#### [Written instruction]
Echo each line of the data below without any changes.

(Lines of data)
--
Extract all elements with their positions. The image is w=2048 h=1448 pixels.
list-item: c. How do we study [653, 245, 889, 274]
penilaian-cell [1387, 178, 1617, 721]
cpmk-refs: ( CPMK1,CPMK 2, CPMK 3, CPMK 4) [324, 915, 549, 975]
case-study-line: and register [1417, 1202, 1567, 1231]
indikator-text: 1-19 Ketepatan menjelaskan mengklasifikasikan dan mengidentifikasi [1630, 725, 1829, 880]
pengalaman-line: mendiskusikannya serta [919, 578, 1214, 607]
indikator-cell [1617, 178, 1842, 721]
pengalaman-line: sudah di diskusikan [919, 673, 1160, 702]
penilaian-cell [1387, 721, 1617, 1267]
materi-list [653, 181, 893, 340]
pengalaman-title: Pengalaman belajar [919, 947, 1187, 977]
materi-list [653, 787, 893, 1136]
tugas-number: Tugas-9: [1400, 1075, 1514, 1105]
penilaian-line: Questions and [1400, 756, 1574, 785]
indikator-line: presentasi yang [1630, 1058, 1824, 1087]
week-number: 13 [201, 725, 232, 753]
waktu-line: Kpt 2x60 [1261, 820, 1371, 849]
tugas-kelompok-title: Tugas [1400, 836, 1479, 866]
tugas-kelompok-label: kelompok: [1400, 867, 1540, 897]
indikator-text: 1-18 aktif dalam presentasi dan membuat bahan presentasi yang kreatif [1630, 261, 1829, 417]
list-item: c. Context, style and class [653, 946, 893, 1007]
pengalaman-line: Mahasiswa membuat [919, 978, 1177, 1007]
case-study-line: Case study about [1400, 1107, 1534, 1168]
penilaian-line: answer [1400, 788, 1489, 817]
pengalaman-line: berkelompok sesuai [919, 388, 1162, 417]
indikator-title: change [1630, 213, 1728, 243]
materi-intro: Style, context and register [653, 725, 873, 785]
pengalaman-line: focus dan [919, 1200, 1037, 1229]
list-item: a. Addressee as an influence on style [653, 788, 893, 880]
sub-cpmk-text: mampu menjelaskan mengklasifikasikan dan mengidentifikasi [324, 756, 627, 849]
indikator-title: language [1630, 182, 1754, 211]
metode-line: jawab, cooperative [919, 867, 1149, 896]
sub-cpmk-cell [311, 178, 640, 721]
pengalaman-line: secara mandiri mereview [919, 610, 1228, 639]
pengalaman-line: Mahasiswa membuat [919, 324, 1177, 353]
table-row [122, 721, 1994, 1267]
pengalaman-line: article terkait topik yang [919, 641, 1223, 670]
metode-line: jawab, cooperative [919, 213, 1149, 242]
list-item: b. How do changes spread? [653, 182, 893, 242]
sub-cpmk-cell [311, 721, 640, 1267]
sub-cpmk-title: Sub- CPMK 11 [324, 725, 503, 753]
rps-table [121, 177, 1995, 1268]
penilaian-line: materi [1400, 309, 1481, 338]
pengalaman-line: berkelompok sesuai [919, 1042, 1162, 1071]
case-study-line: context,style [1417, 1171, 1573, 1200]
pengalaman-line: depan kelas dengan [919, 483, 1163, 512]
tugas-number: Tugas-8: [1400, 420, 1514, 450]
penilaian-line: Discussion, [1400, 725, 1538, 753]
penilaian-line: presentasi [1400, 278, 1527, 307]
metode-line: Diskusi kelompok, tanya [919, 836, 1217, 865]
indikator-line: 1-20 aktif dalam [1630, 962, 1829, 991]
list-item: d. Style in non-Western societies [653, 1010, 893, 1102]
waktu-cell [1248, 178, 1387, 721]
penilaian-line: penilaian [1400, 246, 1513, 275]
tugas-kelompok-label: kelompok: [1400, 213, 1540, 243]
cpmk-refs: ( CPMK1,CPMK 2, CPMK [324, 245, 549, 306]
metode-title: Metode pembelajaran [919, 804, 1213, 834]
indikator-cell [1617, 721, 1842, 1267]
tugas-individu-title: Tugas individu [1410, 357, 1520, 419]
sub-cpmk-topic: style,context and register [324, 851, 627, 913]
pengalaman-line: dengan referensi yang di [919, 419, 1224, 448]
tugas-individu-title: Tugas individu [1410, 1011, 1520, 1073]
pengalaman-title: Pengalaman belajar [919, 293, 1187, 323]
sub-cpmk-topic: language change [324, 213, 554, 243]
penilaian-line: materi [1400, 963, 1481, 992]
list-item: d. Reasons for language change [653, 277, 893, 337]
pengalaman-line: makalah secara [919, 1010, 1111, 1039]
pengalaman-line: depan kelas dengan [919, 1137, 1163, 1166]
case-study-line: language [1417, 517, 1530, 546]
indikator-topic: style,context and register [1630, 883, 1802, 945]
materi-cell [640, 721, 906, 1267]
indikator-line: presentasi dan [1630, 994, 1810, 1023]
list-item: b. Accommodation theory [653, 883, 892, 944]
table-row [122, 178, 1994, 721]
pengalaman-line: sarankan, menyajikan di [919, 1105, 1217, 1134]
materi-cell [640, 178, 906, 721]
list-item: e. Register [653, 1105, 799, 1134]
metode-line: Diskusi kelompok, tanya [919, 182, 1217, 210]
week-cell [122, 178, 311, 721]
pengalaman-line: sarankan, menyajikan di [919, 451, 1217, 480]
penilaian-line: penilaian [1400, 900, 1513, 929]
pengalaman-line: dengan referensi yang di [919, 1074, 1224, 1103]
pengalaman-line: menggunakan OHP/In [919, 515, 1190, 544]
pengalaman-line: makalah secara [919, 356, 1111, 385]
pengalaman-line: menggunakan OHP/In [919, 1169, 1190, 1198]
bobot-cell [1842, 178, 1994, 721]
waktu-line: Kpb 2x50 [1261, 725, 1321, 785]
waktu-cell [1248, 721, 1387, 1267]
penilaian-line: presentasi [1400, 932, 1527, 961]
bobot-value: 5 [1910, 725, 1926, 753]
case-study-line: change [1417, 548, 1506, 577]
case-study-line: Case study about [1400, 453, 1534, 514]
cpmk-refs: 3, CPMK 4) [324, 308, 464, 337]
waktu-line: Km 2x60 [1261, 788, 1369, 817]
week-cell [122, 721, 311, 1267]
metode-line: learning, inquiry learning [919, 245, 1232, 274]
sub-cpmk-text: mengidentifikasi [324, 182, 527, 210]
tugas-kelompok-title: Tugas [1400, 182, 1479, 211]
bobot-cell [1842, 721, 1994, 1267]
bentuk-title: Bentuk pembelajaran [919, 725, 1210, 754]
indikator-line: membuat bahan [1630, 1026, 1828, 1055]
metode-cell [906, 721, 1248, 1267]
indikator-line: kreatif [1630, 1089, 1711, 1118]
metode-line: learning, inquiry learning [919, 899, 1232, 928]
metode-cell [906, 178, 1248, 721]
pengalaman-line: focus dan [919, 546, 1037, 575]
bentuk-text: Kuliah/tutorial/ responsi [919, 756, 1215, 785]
--
#### [Result for this task]
Extract all elements with their positions. The image is w=2048 h=1448 pixels.
list-item: c. How do we study [653, 245, 889, 274]
penilaian-cell [1387, 178, 1617, 721]
cpmk-refs: ( CPMK1,CPMK 2, CPMK 3, CPMK 4) [324, 915, 549, 975]
case-study-line: and register [1417, 1202, 1567, 1231]
indikator-text: 1-19 Ketepatan menjelaskan mengklasifikasikan dan mengidentifikasi [1630, 725, 1829, 880]
pengalaman-line: mendiskusikannya serta [919, 578, 1214, 607]
indikator-cell [1617, 178, 1842, 721]
pengalaman-line: sudah di diskusikan [919, 673, 1160, 702]
penilaian-cell [1387, 721, 1617, 1267]
materi-list [653, 181, 893, 340]
pengalaman-title: Pengalaman belajar [919, 947, 1187, 977]
materi-list [653, 787, 893, 1136]
tugas-number: Tugas-9: [1400, 1075, 1514, 1105]
penilaian-line: Questions and [1400, 756, 1574, 785]
indikator-line: presentasi yang [1630, 1058, 1824, 1087]
week-number: 13 [201, 725, 232, 753]
waktu-line: Kpt 2x60 [1261, 820, 1371, 849]
tugas-kelompok-title: Tugas [1400, 836, 1479, 866]
tugas-kelompok-label: kelompok: [1400, 867, 1540, 897]
indikator-text: 1-18 aktif dalam presentasi dan membuat bahan presentasi yang kreatif [1630, 261, 1829, 417]
list-item: c. Context, style and class [653, 946, 893, 1007]
pengalaman-line: Mahasiswa membuat [919, 978, 1177, 1007]
case-study-line: Case study about [1400, 1107, 1534, 1168]
penilaian-line: answer [1400, 788, 1489, 817]
pengalaman-line: berkelompok sesuai [919, 388, 1162, 417]
indikator-title: change [1630, 213, 1728, 243]
materi-intro: Style, context and register [653, 725, 873, 785]
pengalaman-line: focus dan [919, 1200, 1037, 1229]
list-item: a. Addressee as an influence on style [653, 788, 893, 880]
sub-cpmk-text: mampu menjelaskan mengklasifikasikan dan mengidentifikasi [324, 756, 627, 849]
indikator-title: language [1630, 182, 1754, 211]
metode-line: jawab, cooperative [919, 867, 1149, 896]
sub-cpmk-cell [311, 178, 640, 721]
pengalaman-line: secara mandiri mereview [919, 610, 1228, 639]
pengalaman-line: Mahasiswa membuat [919, 324, 1177, 353]
table-row [122, 721, 1994, 1267]
pengalaman-line: article terkait topik yang [919, 641, 1223, 670]
metode-line: jawab, cooperative [919, 213, 1149, 242]
list-item: b. How do changes spread? [653, 182, 893, 242]
sub-cpmk-cell [311, 721, 640, 1267]
sub-cpmk-title: Sub- CPMK 11 [324, 725, 503, 753]
rps-table [121, 177, 1995, 1268]
penilaian-line: materi [1400, 309, 1481, 338]
pengalaman-line: berkelompok sesuai [919, 1042, 1162, 1071]
case-study-line: context,style [1417, 1171, 1573, 1200]
pengalaman-line: depan kelas dengan [919, 483, 1163, 512]
tugas-number: Tugas-8: [1400, 420, 1514, 450]
penilaian-line: Discussion, [1400, 725, 1538, 753]
penilaian-line: presentasi [1400, 278, 1527, 307]
metode-line: Diskusi kelompok, tanya [919, 836, 1217, 865]
indikator-line: 1-20 aktif dalam [1630, 962, 1829, 991]
list-item: d. Style in non-Western societies [653, 1010, 893, 1102]
waktu-cell [1248, 178, 1387, 721]
penilaian-line: penilaian [1400, 246, 1513, 275]
tugas-kelompok-label: kelompok: [1400, 213, 1540, 243]
cpmk-refs: ( CPMK1,CPMK 2, CPMK [324, 245, 549, 306]
metode-title: Metode pembelajaran [919, 804, 1213, 834]
indikator-cell [1617, 721, 1842, 1267]
tugas-individu-title: Tugas individu [1410, 357, 1520, 419]
sub-cpmk-topic: style,context and register [324, 851, 627, 913]
pengalaman-line: dengan referensi yang di [919, 419, 1224, 448]
tugas-individu-title: Tugas individu [1410, 1011, 1520, 1073]
pengalaman-title: Pengalaman belajar [919, 293, 1187, 323]
sub-cpmk-topic: language change [324, 213, 554, 243]
penilaian-line: materi [1400, 963, 1481, 992]
list-item: d. Reasons for language change [653, 277, 893, 337]
pengalaman-line: makalah secara [919, 1010, 1111, 1039]
pengalaman-line: depan kelas dengan [919, 1137, 1163, 1166]
case-study-line: language [1417, 517, 1530, 546]
indikator-topic: style,context and register [1630, 883, 1802, 945]
materi-cell [640, 721, 906, 1267]
indikator-line: presentasi dan [1630, 994, 1810, 1023]
list-item: b. Accommodation theory [653, 883, 892, 944]
table-row [122, 178, 1994, 721]
pengalaman-line: sarankan, menyajikan di [919, 1105, 1217, 1134]
materi-cell [640, 178, 906, 721]
list-item: e. Register [653, 1105, 799, 1134]
metode-line: Diskusi kelompok, tanya [919, 182, 1217, 210]
week-cell [122, 178, 311, 721]
pengalaman-line: sarankan, menyajikan di [919, 451, 1217, 480]
penilaian-line: penilaian [1400, 900, 1513, 929]
pengalaman-line: dengan referensi yang di [919, 1074, 1224, 1103]
pengalaman-line: menggunakan OHP/In [919, 515, 1190, 544]
pengalaman-line: makalah secara [919, 356, 1111, 385]
pengalaman-line: menggunakan OHP/In [919, 1169, 1190, 1198]
bobot-cell [1842, 178, 1994, 721]
waktu-line: Kpb 2x50 [1261, 725, 1321, 785]
waktu-cell [1248, 721, 1387, 1267]
penilaian-line: presentasi [1400, 932, 1527, 961]
bobot-value: 5 [1910, 725, 1926, 753]
case-study-line: change [1417, 548, 1506, 577]
case-study-line: Case study about [1400, 453, 1534, 514]
cpmk-refs: 3, CPMK 4) [324, 308, 464, 337]
waktu-line: Km 2x60 [1261, 788, 1369, 817]
week-cell [122, 721, 311, 1267]
metode-line: learning, inquiry learning [919, 245, 1232, 274]
sub-cpmk-text: mengidentifikasi [324, 182, 527, 210]
tugas-kelompok-title: Tugas [1400, 182, 1479, 211]
bobot-cell [1842, 721, 1994, 1267]
bentuk-title: Bentuk pembelajaran [919, 725, 1210, 754]
indikator-line: membuat bahan [1630, 1026, 1828, 1055]
metode-cell [906, 721, 1248, 1267]
indikator-line: kreatif [1630, 1089, 1711, 1118]
metode-line: learning, inquiry learning [919, 899, 1232, 928]
metode-cell [906, 178, 1248, 721]
pengalaman-line: focus dan [919, 546, 1037, 575]
bentuk-text: Kuliah/tutorial/ responsi [919, 756, 1215, 785]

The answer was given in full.